• [WHAT THE TASK ASKS]:
This task calls for copying each line below that contains "ylabel".

(Dataset entries on figures)
☆ ☆ ☆
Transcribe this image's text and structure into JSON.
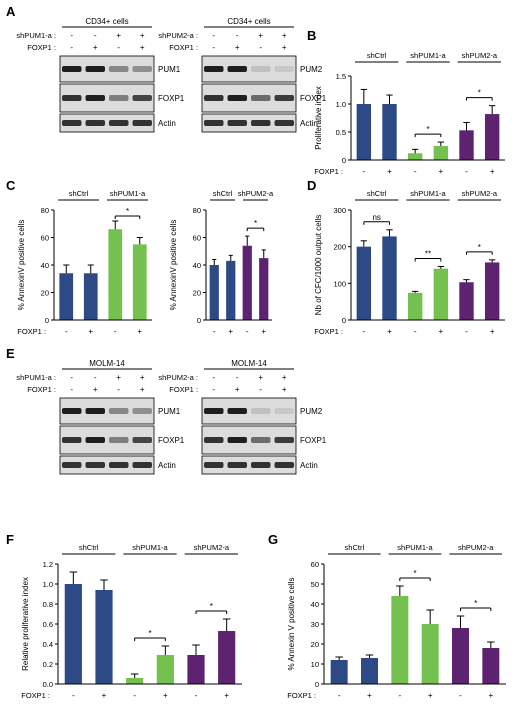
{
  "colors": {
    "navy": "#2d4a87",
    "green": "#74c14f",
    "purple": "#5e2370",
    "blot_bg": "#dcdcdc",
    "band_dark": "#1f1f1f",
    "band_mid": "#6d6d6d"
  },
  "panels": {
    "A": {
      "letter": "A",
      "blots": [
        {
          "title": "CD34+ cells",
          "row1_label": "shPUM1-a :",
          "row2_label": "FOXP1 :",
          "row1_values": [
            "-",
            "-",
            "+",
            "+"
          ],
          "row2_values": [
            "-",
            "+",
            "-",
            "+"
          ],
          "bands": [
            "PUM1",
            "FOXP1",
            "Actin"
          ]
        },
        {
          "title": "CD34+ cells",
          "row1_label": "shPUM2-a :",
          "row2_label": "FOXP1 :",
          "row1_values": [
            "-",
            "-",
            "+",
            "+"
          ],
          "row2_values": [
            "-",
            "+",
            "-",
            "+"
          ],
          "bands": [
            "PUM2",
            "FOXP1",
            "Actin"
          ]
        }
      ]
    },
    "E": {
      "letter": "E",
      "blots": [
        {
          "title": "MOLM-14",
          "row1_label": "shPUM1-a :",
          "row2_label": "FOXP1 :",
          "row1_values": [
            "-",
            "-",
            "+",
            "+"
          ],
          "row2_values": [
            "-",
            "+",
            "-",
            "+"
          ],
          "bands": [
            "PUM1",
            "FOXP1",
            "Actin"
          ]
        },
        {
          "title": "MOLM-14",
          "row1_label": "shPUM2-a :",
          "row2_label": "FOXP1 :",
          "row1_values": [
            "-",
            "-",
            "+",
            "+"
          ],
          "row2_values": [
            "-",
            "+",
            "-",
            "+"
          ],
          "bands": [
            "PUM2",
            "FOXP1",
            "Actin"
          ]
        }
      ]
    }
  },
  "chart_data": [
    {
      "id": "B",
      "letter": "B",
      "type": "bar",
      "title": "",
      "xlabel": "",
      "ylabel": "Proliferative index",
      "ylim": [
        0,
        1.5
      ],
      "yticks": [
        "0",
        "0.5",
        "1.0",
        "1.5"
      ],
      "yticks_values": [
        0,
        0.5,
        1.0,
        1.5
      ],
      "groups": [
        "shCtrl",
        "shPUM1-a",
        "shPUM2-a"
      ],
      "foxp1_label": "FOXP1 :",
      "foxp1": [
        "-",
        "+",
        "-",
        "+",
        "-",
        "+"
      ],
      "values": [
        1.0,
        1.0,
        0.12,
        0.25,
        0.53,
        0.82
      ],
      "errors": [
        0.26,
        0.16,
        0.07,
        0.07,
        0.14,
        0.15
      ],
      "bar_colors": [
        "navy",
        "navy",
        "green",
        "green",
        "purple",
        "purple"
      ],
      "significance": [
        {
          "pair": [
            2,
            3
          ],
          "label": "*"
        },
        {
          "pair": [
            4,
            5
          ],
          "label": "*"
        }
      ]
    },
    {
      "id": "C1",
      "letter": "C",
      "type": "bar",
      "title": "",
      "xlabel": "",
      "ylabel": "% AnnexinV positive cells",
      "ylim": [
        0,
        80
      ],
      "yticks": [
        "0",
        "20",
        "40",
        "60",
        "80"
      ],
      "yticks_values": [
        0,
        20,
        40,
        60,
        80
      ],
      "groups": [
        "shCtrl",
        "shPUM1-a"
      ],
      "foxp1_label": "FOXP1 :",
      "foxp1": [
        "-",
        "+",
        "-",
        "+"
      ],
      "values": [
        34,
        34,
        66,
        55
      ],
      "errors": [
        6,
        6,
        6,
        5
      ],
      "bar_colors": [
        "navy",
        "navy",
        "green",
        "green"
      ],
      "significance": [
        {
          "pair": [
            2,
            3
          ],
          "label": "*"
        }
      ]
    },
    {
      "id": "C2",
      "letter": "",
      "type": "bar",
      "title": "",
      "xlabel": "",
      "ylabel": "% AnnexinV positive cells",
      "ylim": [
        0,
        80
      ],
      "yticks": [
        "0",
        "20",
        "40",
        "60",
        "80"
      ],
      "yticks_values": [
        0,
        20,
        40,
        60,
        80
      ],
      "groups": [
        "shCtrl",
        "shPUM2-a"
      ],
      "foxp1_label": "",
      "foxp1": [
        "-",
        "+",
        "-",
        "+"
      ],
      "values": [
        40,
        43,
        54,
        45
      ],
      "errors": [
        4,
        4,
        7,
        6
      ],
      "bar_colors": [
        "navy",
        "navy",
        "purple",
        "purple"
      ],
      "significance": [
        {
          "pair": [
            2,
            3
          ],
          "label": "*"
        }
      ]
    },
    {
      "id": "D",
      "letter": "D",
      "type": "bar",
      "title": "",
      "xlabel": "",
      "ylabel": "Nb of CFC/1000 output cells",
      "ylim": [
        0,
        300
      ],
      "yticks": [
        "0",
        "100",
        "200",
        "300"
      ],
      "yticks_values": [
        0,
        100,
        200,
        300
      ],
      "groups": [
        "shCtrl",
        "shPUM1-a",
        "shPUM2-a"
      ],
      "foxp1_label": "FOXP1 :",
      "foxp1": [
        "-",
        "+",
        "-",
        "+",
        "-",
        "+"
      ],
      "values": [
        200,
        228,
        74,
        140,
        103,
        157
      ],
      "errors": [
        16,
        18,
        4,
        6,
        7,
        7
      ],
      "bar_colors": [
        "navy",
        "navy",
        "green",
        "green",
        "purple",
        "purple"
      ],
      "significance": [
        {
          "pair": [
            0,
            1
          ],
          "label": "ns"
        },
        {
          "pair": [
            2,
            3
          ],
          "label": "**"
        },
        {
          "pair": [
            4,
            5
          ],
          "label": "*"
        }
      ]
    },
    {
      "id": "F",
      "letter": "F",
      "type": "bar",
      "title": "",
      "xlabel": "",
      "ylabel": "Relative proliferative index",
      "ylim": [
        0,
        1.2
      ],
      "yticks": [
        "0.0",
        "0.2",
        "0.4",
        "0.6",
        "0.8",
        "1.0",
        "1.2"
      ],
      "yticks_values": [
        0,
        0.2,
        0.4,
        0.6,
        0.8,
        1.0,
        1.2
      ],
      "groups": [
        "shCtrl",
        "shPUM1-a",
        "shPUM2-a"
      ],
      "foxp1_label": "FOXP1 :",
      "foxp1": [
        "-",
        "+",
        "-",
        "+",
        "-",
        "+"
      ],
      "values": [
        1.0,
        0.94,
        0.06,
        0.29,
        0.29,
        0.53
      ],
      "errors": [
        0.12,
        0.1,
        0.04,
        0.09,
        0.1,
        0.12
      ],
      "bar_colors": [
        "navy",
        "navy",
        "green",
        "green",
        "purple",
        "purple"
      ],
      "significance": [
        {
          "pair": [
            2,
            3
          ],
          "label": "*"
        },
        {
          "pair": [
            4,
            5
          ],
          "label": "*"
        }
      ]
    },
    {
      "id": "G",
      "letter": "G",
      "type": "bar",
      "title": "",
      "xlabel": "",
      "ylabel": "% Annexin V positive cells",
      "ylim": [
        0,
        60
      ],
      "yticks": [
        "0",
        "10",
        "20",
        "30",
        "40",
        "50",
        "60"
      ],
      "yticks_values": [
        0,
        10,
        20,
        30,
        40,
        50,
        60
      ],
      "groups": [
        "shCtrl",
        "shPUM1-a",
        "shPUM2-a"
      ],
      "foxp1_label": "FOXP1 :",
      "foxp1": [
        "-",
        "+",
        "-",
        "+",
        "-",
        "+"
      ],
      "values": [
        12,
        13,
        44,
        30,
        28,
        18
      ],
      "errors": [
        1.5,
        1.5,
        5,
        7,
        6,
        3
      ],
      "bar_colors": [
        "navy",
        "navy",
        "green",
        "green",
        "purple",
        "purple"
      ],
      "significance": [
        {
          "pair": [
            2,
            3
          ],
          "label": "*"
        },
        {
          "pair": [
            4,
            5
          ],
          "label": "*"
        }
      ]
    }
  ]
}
☆ ☆ ☆
• [TASK SOLUTION]:
      "ylabel": "Proliferative index",
      "ylabel": "% AnnexinV positive cells",
      "ylabel": "% AnnexinV positive cells",
      "ylabel": "Nb of CFC/1000 output cells",
      "ylabel": "Relative proliferative index",
      "ylabel": "% Annexin V positive cells",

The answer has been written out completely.